Your task is to copy every line of the records below that contains "name".
[Begin Records]
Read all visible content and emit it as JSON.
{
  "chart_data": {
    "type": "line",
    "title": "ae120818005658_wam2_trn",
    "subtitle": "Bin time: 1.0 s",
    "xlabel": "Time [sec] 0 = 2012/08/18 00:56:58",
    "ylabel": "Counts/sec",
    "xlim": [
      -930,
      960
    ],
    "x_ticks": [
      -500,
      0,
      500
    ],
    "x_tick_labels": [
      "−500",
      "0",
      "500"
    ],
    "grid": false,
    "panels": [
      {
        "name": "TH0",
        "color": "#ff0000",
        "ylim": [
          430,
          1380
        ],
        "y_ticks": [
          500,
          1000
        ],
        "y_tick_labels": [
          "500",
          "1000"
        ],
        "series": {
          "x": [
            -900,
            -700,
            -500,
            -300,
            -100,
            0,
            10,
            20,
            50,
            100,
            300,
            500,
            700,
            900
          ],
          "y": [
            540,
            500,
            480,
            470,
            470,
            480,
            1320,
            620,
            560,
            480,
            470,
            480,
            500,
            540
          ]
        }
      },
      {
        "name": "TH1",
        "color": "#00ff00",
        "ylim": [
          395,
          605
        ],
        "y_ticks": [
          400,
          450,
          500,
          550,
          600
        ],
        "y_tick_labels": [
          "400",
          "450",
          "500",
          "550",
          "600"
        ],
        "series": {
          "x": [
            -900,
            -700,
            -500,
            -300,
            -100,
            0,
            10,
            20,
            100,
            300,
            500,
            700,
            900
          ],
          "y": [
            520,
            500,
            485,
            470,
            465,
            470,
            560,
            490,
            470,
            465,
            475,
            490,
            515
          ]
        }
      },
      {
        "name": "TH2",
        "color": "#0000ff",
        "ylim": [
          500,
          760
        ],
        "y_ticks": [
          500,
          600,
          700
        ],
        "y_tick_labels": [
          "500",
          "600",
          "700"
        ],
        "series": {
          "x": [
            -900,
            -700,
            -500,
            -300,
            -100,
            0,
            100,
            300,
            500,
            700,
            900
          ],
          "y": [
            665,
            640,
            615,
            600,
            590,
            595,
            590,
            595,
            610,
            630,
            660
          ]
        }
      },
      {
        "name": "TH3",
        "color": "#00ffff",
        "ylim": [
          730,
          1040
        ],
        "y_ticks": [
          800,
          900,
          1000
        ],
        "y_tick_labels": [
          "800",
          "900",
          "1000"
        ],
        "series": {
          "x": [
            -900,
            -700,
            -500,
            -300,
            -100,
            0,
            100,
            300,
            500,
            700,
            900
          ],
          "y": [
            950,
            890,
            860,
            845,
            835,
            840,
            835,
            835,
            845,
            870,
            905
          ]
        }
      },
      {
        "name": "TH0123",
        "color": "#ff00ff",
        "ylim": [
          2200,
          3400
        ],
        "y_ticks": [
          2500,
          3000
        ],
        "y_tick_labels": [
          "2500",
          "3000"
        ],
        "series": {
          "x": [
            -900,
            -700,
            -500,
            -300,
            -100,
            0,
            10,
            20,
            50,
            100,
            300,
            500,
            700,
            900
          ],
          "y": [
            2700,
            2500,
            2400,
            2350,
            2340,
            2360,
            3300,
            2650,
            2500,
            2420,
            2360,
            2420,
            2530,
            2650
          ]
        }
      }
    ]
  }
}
[End Records]
Answer below:
        "name": "TH0",
        "name": "TH1",
        "name": "TH2",
        "name": "TH3",
        "name": "TH0123",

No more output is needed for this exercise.